Copy out every line of the records where the string "this" occurs.

- **Entries with figure data**:
◇ ◇ ◇ ◇ ◇ ◇ ◇
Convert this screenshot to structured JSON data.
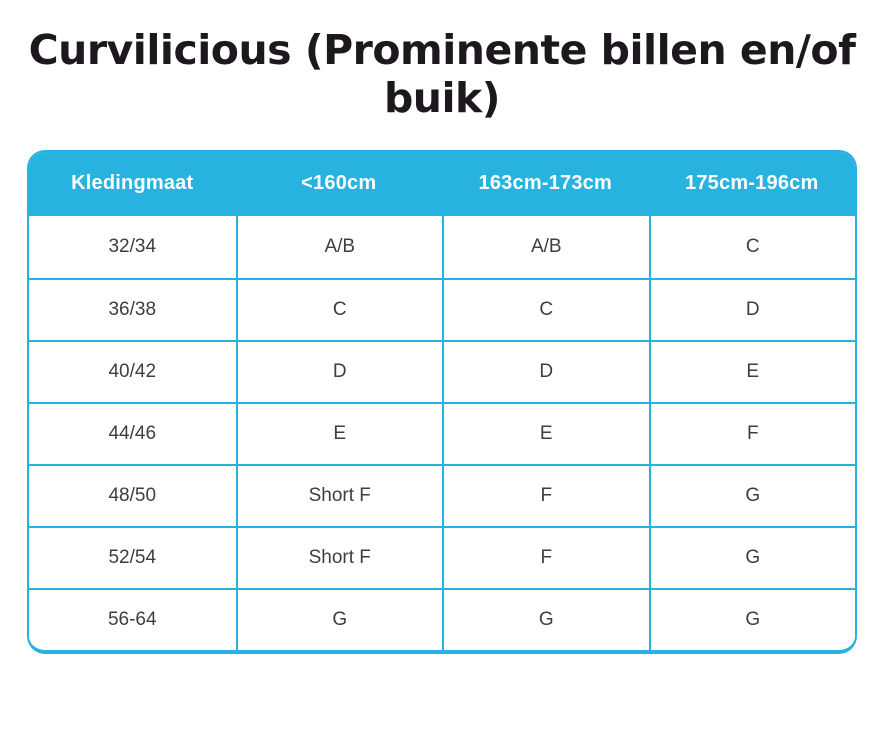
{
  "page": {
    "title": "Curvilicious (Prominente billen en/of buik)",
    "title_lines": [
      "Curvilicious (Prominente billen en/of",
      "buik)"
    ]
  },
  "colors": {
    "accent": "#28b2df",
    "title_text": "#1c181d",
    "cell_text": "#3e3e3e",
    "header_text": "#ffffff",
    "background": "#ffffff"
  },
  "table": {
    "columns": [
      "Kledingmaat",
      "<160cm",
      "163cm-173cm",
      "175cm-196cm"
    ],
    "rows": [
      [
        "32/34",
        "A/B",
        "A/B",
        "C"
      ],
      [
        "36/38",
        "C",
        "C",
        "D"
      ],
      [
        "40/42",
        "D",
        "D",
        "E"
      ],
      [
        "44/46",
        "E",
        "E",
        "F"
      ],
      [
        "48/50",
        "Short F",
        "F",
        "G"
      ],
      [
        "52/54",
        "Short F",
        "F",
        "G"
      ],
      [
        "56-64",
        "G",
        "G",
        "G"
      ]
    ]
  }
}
◇ ◇ ◇ ◇ ◇ ◇ ◇
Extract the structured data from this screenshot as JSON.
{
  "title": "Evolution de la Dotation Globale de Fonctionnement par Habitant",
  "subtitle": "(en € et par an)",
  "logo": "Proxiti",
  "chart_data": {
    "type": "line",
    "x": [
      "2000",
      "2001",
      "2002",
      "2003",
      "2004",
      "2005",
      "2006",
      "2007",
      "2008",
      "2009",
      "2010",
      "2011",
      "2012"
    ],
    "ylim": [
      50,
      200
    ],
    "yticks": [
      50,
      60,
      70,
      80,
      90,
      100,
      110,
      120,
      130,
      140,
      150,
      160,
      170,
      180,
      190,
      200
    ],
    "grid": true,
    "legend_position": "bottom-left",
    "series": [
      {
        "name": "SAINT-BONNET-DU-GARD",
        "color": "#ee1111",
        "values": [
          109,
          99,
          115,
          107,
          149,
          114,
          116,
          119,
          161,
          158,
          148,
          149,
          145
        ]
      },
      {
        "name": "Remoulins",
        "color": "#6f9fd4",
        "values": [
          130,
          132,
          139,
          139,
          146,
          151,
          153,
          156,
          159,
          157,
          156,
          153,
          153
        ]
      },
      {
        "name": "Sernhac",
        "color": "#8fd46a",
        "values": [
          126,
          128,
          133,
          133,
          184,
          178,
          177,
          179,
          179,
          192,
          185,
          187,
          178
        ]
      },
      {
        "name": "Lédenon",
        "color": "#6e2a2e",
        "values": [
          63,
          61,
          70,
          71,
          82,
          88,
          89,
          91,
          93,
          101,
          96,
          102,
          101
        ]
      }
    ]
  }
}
◇ ◇ ◇ ◇ ◇ ◇ ◇
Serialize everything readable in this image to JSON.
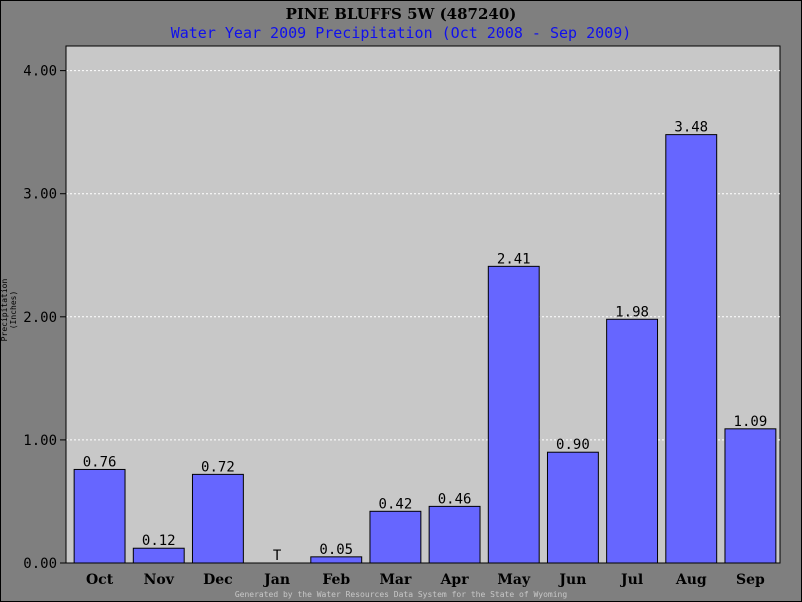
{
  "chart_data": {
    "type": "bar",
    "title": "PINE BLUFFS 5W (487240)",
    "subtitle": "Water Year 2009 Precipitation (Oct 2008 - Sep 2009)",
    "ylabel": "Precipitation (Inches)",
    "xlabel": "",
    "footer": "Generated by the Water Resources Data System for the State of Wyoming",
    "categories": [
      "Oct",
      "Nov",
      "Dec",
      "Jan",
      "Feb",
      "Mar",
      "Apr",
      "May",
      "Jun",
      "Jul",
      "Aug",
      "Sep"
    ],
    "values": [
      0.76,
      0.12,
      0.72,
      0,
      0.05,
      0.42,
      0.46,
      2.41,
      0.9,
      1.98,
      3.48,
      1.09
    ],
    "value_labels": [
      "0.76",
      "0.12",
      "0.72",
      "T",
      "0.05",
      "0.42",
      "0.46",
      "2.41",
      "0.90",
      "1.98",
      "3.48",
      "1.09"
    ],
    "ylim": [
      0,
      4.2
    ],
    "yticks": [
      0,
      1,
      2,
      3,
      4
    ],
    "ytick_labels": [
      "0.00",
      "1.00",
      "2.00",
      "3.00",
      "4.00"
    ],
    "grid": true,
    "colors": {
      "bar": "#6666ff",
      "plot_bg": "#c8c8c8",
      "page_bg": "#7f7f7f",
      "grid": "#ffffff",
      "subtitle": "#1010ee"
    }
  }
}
◇ ◇ ◇ ◇ ◇ ◇ ◇
- **Output below**:
Convert this screenshot to structured JSON data.
Extract the structured data from this screenshot as JSON.
Serialize everything readable in this image to JSON.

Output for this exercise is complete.